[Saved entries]
>> Start

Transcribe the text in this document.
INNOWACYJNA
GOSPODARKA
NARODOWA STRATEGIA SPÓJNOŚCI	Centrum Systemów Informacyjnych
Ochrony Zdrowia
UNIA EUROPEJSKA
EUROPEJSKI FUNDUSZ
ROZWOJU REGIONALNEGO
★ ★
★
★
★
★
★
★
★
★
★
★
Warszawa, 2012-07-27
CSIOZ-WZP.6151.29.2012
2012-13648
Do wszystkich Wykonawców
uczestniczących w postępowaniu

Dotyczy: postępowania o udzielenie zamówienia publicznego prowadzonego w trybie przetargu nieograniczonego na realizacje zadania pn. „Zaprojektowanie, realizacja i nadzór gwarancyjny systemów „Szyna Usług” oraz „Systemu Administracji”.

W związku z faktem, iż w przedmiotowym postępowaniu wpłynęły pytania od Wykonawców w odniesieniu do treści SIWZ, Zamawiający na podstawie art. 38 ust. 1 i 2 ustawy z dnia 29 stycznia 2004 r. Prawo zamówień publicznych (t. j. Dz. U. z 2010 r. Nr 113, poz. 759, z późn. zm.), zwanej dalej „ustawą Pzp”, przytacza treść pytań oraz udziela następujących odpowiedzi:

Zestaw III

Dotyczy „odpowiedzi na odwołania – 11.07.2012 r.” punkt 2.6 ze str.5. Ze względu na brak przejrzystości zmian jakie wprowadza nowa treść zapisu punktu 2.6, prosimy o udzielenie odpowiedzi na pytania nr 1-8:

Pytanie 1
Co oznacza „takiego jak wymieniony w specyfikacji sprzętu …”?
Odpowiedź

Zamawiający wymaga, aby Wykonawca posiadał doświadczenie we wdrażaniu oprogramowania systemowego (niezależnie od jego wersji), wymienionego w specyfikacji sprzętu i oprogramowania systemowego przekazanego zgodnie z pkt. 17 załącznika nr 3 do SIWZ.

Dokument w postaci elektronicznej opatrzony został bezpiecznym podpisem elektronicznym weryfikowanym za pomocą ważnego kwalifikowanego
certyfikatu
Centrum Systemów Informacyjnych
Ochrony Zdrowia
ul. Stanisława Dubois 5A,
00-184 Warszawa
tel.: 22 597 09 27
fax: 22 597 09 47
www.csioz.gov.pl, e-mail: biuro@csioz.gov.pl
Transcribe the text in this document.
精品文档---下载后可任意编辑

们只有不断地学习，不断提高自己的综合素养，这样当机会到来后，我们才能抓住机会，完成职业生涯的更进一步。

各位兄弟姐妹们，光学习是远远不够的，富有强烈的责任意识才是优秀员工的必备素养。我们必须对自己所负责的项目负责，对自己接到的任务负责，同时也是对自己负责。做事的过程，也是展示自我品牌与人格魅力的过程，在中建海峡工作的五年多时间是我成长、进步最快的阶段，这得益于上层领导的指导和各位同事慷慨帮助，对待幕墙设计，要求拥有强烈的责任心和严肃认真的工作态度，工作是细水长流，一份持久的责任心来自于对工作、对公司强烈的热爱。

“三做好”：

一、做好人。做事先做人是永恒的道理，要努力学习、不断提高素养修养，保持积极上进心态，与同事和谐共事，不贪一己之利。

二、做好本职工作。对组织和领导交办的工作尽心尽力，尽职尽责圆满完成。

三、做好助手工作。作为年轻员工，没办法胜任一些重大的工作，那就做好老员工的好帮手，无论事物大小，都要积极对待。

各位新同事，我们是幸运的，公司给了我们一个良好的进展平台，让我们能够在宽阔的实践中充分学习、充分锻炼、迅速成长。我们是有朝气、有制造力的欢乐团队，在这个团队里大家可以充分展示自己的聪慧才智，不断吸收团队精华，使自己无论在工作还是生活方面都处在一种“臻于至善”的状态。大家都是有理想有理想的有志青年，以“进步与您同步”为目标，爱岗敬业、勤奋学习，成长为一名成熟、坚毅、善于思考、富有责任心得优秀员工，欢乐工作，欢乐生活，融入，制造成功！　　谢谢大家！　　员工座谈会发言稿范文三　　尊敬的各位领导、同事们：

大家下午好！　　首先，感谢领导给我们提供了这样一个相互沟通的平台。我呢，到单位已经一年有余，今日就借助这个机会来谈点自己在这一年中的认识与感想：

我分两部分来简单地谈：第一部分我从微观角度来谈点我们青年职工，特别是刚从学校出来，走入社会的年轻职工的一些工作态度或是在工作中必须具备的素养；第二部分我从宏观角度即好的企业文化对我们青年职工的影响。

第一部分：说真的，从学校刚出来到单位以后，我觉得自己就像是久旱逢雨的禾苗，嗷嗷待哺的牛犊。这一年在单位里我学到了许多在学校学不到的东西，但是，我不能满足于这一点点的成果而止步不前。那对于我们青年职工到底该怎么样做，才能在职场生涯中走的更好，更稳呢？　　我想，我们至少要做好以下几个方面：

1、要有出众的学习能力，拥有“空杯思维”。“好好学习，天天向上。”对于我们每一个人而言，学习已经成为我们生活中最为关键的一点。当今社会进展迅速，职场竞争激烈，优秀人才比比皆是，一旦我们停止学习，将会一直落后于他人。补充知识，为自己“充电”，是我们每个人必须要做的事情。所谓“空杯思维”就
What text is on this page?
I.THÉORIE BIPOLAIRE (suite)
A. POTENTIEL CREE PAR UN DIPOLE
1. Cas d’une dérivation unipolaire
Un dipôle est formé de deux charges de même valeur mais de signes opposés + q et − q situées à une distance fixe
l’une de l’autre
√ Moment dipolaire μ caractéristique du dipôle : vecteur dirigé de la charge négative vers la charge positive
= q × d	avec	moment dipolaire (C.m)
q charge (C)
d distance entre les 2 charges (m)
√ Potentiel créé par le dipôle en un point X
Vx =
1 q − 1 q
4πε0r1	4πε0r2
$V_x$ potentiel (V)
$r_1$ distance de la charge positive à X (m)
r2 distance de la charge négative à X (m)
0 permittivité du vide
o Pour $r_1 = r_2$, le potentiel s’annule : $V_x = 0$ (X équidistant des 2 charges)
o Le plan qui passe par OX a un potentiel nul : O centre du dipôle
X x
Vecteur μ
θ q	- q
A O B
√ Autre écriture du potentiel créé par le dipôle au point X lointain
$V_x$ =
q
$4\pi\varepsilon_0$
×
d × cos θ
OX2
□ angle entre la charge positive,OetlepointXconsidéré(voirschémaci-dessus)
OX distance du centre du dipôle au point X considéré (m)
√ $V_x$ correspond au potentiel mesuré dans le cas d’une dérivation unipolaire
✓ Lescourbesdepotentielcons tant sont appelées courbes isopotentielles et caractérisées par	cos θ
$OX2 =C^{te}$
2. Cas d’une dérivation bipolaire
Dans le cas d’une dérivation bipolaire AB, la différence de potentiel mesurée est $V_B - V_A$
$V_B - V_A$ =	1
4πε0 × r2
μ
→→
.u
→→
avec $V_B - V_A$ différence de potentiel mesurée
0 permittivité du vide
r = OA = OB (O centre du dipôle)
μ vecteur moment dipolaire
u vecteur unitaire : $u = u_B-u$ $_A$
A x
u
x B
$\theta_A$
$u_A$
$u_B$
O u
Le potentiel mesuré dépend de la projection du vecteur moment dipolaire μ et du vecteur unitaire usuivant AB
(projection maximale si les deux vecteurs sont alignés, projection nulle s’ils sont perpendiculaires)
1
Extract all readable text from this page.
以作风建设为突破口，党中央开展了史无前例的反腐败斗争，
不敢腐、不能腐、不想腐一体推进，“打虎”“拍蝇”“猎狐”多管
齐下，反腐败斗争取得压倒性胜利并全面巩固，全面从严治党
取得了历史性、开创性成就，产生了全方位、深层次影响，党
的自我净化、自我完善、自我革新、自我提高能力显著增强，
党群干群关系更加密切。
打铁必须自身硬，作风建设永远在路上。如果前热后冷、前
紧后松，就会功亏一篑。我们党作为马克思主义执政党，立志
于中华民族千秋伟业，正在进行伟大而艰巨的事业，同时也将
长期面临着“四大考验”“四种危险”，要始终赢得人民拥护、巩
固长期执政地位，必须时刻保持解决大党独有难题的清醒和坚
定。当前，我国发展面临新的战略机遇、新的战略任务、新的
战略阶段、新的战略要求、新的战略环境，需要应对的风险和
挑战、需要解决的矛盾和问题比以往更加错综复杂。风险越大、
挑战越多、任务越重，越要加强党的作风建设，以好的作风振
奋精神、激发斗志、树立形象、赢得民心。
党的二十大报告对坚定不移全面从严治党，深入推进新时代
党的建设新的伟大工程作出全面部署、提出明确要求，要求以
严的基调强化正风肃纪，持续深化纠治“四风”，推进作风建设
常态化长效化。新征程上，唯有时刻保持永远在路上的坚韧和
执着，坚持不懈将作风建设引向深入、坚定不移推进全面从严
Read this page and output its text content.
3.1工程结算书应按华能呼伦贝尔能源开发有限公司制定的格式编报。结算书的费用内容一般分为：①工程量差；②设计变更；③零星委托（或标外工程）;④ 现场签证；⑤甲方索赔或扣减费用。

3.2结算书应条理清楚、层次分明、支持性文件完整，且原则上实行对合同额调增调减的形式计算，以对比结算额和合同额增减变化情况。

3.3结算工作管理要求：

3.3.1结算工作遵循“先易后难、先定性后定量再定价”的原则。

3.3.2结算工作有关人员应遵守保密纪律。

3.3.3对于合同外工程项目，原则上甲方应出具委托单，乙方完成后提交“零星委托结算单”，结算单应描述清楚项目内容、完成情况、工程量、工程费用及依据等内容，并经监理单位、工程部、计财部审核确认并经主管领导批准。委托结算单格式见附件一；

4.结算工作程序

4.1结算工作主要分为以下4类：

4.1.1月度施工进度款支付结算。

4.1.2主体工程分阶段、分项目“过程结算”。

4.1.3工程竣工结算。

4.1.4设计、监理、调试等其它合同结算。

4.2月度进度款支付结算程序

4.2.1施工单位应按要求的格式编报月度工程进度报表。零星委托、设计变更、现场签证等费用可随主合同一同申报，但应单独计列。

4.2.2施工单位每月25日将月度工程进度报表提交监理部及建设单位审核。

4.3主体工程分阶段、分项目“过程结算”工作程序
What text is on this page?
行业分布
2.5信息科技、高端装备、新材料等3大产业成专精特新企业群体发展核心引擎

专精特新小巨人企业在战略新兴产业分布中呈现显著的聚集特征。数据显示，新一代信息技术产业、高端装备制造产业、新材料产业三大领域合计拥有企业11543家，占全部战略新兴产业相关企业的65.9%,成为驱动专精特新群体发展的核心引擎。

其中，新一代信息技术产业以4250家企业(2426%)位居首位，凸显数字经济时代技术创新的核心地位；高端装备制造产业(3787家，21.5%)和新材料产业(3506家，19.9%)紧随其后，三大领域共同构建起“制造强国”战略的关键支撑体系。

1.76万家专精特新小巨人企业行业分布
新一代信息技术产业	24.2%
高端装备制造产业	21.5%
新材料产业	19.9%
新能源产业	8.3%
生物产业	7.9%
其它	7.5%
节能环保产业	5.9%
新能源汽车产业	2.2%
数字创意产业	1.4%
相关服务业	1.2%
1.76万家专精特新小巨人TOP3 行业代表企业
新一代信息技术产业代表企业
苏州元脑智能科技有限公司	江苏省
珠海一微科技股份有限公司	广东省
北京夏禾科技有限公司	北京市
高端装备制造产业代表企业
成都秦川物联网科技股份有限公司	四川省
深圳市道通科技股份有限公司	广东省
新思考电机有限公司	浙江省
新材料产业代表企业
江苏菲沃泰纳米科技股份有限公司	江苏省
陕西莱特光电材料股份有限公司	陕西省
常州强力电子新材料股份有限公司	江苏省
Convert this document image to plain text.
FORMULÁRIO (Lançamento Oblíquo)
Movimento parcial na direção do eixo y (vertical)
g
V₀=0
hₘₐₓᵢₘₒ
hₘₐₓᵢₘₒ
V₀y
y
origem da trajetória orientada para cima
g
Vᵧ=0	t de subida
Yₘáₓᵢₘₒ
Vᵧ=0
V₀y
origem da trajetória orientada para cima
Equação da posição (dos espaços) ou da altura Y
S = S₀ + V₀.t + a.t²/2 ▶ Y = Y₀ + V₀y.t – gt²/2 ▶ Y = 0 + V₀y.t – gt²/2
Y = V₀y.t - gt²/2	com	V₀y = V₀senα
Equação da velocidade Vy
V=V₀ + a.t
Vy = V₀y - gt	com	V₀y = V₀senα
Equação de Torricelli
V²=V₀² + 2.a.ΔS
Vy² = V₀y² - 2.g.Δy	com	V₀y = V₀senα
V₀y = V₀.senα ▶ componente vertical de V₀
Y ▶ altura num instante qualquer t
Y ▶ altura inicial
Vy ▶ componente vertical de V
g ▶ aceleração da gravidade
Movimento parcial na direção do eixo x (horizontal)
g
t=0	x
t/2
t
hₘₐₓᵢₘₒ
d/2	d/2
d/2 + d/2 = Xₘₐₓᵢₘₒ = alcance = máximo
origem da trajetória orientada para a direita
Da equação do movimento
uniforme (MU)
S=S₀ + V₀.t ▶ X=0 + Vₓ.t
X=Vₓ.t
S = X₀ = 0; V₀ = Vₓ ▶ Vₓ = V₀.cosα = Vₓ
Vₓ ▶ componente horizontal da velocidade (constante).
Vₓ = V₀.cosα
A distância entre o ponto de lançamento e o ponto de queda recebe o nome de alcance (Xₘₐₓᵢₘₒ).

>> End

- _Work to complete_
Show the lines from the data above that contain the string "mesurée".

- _Exercise output_
Dans le cas d’une dérivation bipolaire AB, la différence de potentiel mesurée est $V_B - V_A$
avec $V_B - V_A$ différence de potentiel mesurée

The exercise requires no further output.